Extracted records ▸

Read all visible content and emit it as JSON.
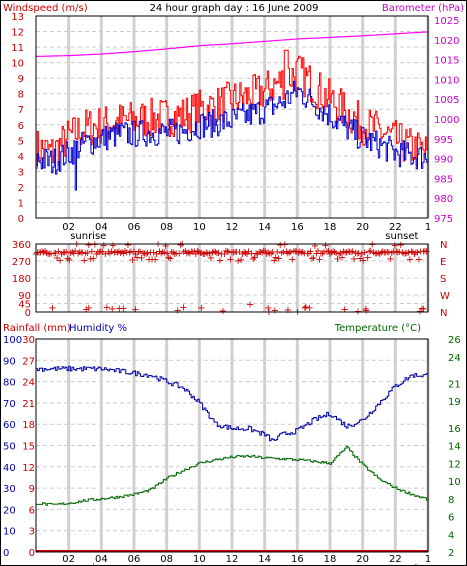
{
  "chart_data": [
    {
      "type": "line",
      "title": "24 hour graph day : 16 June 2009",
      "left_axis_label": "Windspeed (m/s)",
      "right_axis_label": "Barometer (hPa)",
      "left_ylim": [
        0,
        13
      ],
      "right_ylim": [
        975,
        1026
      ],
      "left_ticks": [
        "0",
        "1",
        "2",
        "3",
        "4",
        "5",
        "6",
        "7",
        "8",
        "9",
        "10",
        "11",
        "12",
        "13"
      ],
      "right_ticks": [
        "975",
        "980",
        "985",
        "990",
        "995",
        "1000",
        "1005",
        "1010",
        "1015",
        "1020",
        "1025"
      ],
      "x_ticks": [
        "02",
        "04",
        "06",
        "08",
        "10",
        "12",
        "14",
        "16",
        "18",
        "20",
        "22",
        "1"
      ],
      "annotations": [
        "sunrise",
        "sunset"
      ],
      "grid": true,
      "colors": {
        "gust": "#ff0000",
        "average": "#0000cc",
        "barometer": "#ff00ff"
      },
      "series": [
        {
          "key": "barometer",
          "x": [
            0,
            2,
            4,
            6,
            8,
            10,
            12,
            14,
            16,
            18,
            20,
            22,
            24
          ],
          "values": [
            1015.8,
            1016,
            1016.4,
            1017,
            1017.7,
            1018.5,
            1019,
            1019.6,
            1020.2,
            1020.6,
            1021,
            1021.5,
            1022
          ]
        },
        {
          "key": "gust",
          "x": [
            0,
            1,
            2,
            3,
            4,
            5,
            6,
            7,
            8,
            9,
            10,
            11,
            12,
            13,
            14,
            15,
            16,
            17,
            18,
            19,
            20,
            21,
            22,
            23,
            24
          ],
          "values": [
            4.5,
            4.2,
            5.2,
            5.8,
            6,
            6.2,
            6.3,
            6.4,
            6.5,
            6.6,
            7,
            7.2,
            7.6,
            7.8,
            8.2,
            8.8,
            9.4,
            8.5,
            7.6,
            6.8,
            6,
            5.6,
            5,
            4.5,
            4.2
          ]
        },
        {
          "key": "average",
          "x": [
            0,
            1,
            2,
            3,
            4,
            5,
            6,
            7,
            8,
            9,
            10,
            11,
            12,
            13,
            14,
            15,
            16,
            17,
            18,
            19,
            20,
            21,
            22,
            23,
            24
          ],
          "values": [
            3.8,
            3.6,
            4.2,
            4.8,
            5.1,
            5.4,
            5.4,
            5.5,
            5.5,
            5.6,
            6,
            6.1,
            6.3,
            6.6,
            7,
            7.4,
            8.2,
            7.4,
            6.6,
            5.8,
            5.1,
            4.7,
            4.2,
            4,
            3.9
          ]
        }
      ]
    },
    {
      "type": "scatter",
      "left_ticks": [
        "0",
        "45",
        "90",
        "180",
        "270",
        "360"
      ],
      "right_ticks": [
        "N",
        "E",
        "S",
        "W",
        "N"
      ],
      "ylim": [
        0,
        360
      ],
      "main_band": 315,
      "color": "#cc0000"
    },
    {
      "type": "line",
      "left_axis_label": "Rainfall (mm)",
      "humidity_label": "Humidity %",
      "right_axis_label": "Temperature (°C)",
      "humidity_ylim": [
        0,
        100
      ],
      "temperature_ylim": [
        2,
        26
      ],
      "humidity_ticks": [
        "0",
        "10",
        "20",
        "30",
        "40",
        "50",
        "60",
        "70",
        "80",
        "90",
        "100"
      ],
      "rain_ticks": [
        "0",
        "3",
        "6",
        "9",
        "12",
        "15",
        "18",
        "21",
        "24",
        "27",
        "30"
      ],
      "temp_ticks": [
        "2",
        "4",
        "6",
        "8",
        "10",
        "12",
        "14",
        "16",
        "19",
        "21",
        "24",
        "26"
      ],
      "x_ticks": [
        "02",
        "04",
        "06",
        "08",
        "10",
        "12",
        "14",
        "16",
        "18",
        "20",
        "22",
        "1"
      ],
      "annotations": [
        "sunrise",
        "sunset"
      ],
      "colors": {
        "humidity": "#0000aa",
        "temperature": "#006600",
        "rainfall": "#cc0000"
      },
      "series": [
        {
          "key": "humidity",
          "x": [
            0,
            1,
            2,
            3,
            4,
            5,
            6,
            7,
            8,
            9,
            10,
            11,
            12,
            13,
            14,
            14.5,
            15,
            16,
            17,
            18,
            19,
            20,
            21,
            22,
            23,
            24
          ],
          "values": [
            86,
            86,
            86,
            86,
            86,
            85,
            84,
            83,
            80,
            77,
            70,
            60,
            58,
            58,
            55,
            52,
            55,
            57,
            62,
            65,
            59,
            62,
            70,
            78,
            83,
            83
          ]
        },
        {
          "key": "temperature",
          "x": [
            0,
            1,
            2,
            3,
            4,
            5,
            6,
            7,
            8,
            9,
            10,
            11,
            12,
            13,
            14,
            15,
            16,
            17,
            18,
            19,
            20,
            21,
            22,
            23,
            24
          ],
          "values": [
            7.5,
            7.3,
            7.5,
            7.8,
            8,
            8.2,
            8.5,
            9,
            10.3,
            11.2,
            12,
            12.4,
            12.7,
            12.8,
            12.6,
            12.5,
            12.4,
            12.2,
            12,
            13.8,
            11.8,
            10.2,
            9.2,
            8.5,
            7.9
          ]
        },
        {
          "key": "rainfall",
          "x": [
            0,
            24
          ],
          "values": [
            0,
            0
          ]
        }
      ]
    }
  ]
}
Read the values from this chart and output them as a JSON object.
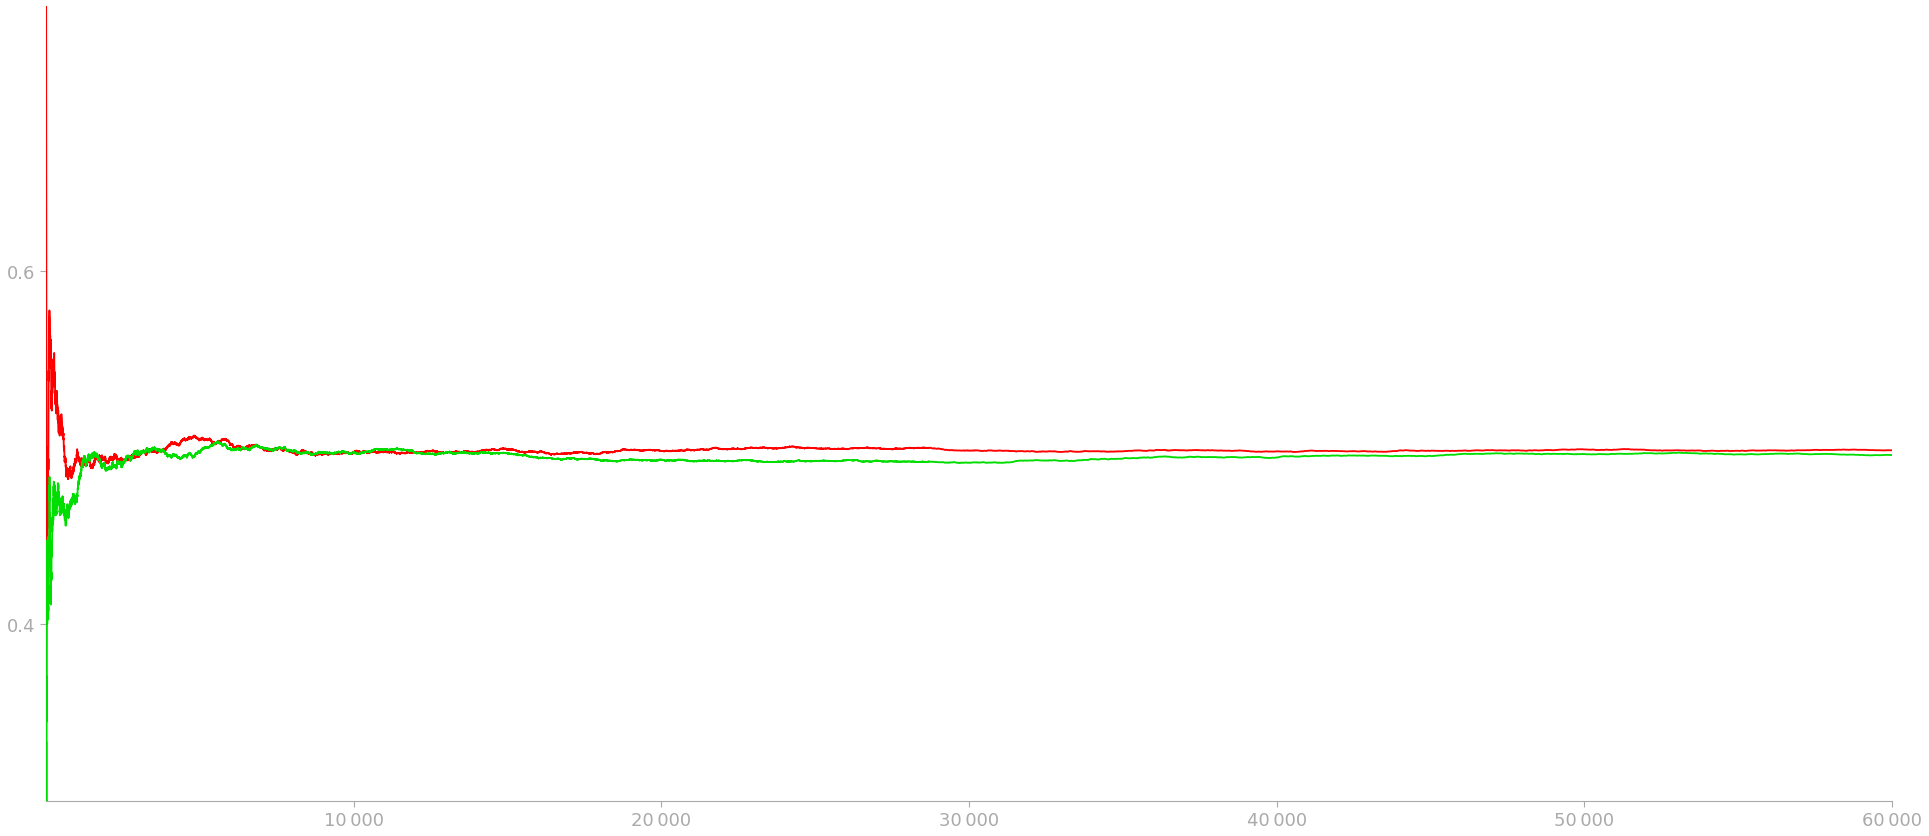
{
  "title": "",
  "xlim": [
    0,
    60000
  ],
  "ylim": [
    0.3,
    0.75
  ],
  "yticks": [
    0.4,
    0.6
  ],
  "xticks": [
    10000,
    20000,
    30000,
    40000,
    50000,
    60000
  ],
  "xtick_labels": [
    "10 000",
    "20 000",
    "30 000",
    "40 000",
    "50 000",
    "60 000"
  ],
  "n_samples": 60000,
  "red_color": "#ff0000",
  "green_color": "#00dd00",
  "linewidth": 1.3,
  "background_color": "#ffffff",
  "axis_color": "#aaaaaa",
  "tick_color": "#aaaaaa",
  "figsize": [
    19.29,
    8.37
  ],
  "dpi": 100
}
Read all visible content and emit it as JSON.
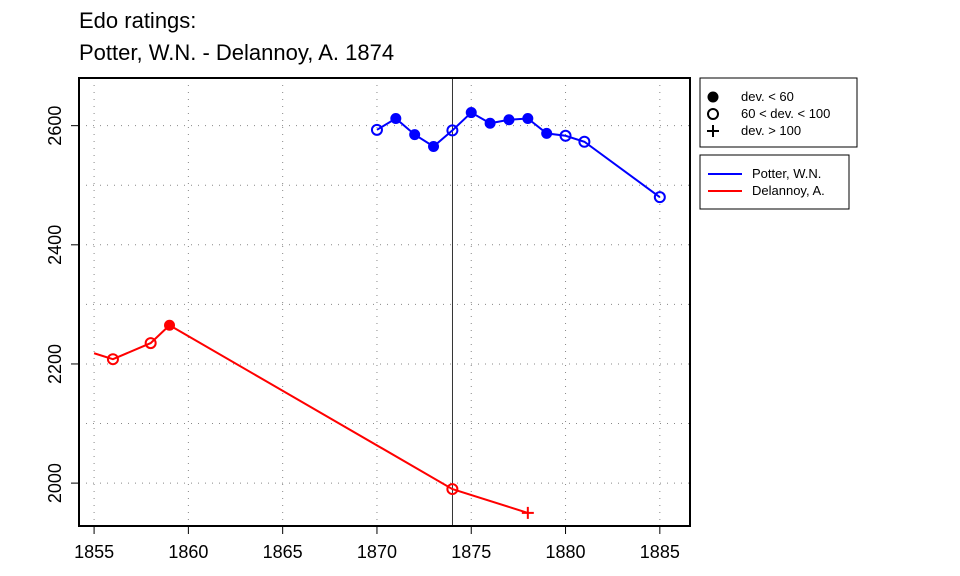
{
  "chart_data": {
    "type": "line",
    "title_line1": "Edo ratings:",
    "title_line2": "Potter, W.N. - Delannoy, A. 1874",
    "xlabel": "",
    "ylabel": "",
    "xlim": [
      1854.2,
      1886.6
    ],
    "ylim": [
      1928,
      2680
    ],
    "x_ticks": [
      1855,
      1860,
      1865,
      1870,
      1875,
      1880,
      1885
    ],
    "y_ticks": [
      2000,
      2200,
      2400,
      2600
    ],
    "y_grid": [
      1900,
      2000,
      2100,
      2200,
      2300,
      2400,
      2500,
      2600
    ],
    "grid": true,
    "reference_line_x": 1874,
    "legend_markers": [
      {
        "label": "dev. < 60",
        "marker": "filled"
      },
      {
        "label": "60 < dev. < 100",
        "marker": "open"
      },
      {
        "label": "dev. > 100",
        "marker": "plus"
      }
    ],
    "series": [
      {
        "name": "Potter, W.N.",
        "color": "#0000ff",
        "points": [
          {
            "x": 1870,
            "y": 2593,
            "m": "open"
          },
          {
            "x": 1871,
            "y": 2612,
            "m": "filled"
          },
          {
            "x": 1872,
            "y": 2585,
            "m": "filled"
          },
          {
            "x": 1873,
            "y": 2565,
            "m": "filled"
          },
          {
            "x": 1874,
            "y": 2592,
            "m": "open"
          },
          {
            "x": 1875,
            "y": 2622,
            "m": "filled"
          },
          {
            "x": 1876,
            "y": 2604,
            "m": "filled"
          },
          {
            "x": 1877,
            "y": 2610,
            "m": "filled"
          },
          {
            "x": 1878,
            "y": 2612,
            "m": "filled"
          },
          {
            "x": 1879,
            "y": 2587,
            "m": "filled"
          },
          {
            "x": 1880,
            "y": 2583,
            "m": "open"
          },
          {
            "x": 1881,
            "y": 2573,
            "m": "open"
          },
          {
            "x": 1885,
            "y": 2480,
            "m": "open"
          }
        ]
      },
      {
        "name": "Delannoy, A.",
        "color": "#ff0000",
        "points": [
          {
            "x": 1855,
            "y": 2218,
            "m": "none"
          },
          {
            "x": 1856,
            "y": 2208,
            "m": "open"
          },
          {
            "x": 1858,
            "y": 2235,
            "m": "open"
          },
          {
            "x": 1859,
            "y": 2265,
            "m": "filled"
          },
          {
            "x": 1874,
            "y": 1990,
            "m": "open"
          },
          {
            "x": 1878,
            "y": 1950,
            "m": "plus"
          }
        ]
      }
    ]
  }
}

Written instruction ▸ Copy out every line where the word "type" occurs.

The output ▸
      "type": "line",
      "type": "scatter",
      "type": "line",
    "type": "line",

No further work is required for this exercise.